WHAT IS BEING ASKED
Report how many lines of the records below include the word "Words". Give nothing but the number.

TASK INPUTS
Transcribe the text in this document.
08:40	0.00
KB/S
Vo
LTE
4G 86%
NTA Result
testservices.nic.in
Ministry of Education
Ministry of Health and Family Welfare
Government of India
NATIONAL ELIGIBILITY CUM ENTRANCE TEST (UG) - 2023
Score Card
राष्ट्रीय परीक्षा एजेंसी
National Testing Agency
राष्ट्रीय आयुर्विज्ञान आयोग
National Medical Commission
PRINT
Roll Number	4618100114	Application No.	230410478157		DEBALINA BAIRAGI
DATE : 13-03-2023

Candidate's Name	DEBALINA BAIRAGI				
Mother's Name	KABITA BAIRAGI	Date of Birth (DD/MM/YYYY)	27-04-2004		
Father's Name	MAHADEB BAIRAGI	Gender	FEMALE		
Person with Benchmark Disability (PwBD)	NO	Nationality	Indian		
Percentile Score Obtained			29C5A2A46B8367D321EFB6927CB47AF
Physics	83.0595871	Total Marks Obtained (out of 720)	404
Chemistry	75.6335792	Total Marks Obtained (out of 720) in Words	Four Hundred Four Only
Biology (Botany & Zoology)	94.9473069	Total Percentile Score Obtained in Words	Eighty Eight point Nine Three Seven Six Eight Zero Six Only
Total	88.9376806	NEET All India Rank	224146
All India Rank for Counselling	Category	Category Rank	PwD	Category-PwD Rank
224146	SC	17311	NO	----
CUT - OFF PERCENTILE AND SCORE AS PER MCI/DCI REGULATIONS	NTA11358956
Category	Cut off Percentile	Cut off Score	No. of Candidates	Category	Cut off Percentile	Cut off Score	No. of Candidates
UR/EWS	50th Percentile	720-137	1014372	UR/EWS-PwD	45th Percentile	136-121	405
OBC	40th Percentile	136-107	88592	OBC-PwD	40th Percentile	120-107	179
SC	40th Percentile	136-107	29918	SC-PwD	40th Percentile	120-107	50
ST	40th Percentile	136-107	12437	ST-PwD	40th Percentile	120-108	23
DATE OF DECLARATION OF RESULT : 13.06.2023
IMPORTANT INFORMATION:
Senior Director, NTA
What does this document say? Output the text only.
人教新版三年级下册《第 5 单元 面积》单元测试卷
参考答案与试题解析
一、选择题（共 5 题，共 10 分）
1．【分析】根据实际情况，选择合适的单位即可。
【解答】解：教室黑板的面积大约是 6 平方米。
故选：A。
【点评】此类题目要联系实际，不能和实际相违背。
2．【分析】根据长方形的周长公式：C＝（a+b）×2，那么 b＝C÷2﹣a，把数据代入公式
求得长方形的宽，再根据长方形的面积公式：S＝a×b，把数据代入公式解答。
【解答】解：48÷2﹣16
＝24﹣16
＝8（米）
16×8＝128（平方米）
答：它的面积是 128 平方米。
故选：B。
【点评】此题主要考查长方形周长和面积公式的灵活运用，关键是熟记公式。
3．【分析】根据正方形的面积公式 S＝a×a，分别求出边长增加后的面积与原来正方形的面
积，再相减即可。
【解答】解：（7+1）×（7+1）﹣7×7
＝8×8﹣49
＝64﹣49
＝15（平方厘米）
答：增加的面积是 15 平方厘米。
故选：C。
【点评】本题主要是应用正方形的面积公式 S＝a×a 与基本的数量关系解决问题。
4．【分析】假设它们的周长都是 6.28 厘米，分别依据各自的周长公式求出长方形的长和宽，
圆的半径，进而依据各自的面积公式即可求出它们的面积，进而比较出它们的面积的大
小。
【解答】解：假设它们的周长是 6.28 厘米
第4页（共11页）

FULL SOLUTION
2